_Task directions_: Please give the deadline the passage on redemption rights states for the Company to consummate a Business Combination before it must redeem the Offering Shares.

_Passage shown_:
* BEGIN *
The Sponsor and each Insider acknowledges that it, he or she has no right, title, interest or claim of any kind in or to any monies held in the Trust Account or any other asset of the Company as a result of any liquidation of the Company with respect to the Founder Shares held by it, him or her. The Sponsor and each Insider hereby further waives, with respect to any shares of Common Stock held by it, him or her, if any, whether acquired now or hereafter, any redemption rights it, he or she may have in connection with the consummation of a Business Combination or amendments to the Charter prior thereto, including, without limitation, any such rights available in the context of a stockholder vote to approve such Business Combination or a stockholder vote to approve an amendment to the Charter to modify (i) (A) the substance or timing of the Company’s obligation to redeem 100% of the Offering Shares if the Company has not consummated a Business Combination within 18 months from the closing of the Public Offering or such later date as may be extended in accordance with the Charter by a deposit of proceeds of additional loans by the Sponsor into the Trust Account or (B) any other provisions relating to stockholders’ rights or pre-initial Business Combination activity or (ii) in the context of a tender offer made by the Company to purchase shares of Common Stock (although the Sponsor, the Insiders and their respective affiliates shall be entitled to redemption and liquidation rights with respect to any Offering Shares it or they hold if the Company fails to consummate a Business Combination within 18 months from the closing of the Public Offering or such later date as may be extended in accordance with the Charter by a deposit of proceeds of additional loans by the Sponsor into the Trust Account).
* END *
_Information shown_:
* BEGIN *
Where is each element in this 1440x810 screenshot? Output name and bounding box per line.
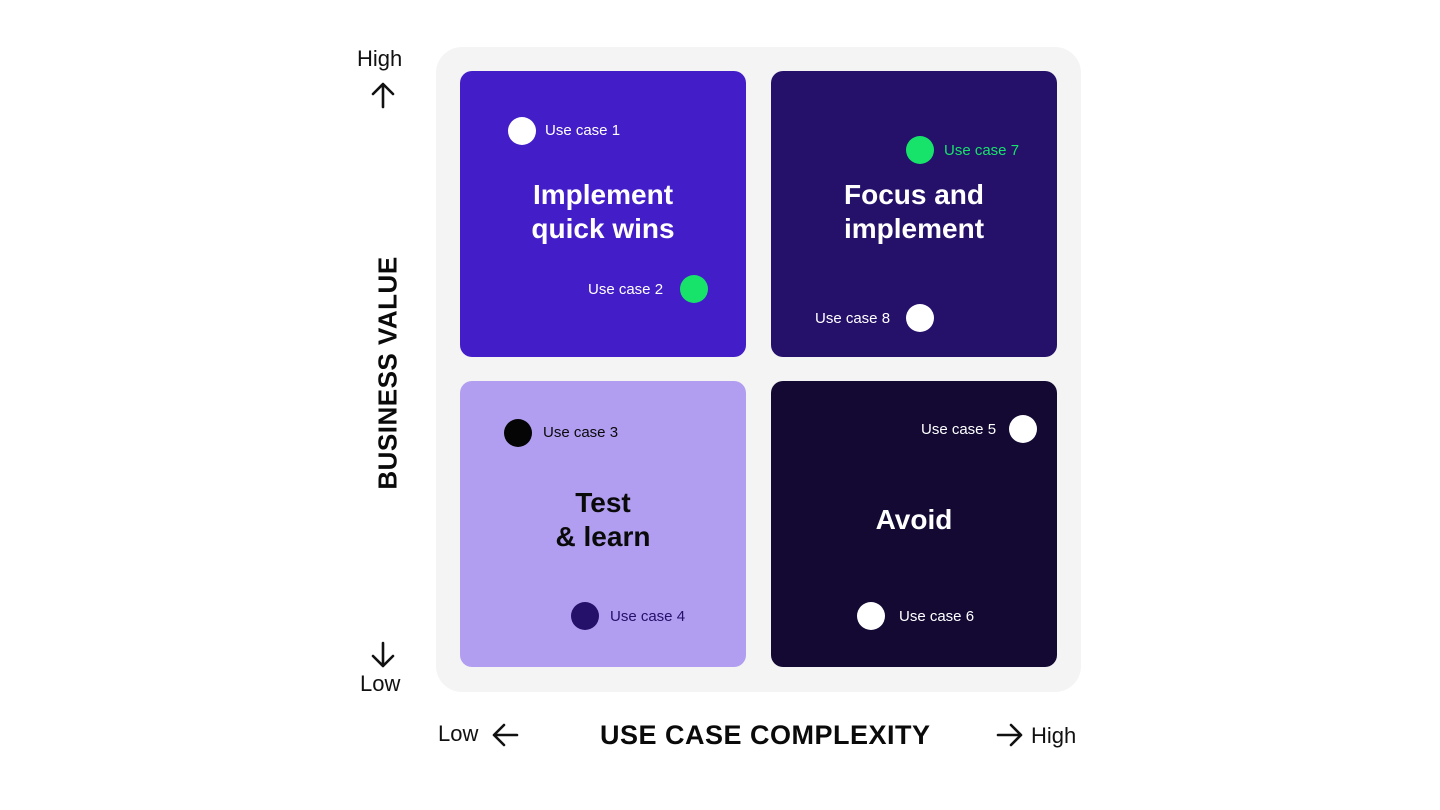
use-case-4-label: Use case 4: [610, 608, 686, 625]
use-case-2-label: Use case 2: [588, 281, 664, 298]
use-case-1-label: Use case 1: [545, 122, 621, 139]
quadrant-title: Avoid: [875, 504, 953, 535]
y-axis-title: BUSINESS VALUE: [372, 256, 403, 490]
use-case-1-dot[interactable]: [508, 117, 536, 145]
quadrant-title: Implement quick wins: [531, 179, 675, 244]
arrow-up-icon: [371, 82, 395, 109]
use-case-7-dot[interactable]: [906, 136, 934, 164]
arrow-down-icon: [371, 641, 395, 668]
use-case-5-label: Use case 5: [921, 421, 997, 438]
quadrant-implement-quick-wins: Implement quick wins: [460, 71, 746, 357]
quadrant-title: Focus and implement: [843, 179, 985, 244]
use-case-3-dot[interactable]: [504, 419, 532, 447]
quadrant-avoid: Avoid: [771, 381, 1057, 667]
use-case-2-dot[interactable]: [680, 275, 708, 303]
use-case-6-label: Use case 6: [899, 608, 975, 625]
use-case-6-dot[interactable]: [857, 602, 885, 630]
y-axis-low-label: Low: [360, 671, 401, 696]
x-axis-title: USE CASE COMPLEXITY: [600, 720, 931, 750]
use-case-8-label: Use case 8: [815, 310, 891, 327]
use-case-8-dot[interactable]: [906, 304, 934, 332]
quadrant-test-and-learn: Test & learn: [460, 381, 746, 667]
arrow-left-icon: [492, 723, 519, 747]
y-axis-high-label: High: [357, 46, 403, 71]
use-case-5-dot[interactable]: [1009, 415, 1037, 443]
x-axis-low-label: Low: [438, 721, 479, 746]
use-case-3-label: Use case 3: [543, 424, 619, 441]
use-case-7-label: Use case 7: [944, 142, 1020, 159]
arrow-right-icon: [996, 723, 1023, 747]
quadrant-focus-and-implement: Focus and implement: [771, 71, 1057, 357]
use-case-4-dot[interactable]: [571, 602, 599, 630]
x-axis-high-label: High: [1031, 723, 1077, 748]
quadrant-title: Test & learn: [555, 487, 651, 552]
* END *
_Full output_: Within 18 months from the closing of the Public Offering, or a later date extended under the Charter by a deposit of proceeds of additional loans by the Sponsor into the Trust Account.